● **Task set**:
1. Name every appellate case the probation-search dissent cites as upholding similar probation conditions in this state.
2. According to the probation-search dissent, why does the writer dissent?

● **Text section**:

When a defendant accepts as a condition of probation the severe curtailment of his constitutional rights to be free from unreasonable search and seizure in lieu of incarceration, he has not chosen at all. “The damoclean choice of imprisonment would rarely be chosen over probation, even if the probationer must accept severe inroads on protections afforded by the Bill of Rights.” State v. Page, 115 Ariz. 131 (564 P2d 82, 84) (1976), vacated, 115 Ariz. 156 (564 P2d 379) (1977). It is, in fact, a Hobson’s choice (State v. Morgan, 206 Neb. 818 (295 NW2d 285, 290) (dissent) (1980); a choice between the lesser of two evils. State v. Means, 177 Mont. 193 (581 P2d 406, 416) (1978) (dissent); majority opinion overruled in State v. Fogarty, 187 Mont. 393 *621(610 P2d 140) (1980). It, in fact, amounts to no voluntary choice, but is, in legal effect, coerced. Id.; Dearth v. State, 390 S2d 108 (Fla. App. 1980); Roman v. State, 570 P2d 1235, 1241-42 (Alaska 1977); Tamez v. State, 534 SW2d 686 (Crim. App. Tex. 1976); State v. Peterson, 62 Mich. App. 258 (233 NW2d 250) (1975). But see State v. Richards, 76 Mich. App. 695 (256 NW2d 793) (1977). Since I am not of the opinion that Mrs. Luke knowingly, intelligently, and voluntarily consented to a search of the home she shared with appellant when she acknowledged the conditions of her probation, I must dissent.
Even if the condition of probation is viewed as a valid consent to search, its breadth should be more limited than that which the majority gives it. I would hold that the fruits of a warrantless search of a probationer’s residence conducted pursuant to the probationer’s “consent” given in exchange for probation may only be used against the probationer.
Similar conditions of probation have passed appellate muster in this state in situations where the probationer is living in a diversion center (Lillard v. State, 156 Ga. App. 54 (1) (274 SE2d 96) (1980); Austin v. State, 148 Ga. App. 784 (2) (252 SE2d 696) (1979)); a restitution shelter (Hunter v. State, 139 Ga. App. 676 (2) (229 SE2d 505) (1976)); and a halfway house (Dean v. State, 151 Ga. App. 847 (261 SE2d 759) (1979)). In each of the above-cited cases, the contraband discovered pursuant to the search was used as evidence to revoke the probationer’s probation or was the foundation for new criminal charges assessed against the probationer. Here, we face a new factual situation: the residence searched is a private home, and the contraband discovered is used, not against the probationer whose condition of probation permitted the warrantless search, but against another person residing in the same house.

● **Collected material**:
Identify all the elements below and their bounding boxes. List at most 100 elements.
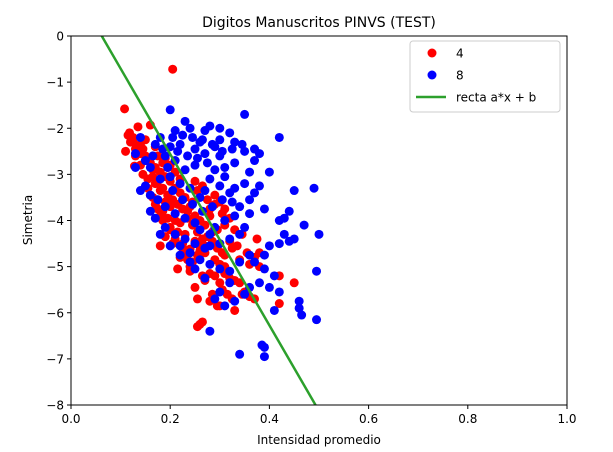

● **Solved problems**:
1.
Lillard v. State, 156 Ga. App. 54 (1980)
Austin v. State, 148 Ga. App. 784 (1979)
Hunter v. State, 139 Ga. App. 676 (1976)
Dean v. State, 151 Ga. App. 847 (1979)

2. The writer does not believe Mrs. Luke knowingly, intelligently, and voluntarily consented to a search of the home she shared with appellant when she acknowledged her probation conditions. Given the choice between imprisonment and probation, a defendant has no real choice, so accepting a search condition is, in legal effect, coerced.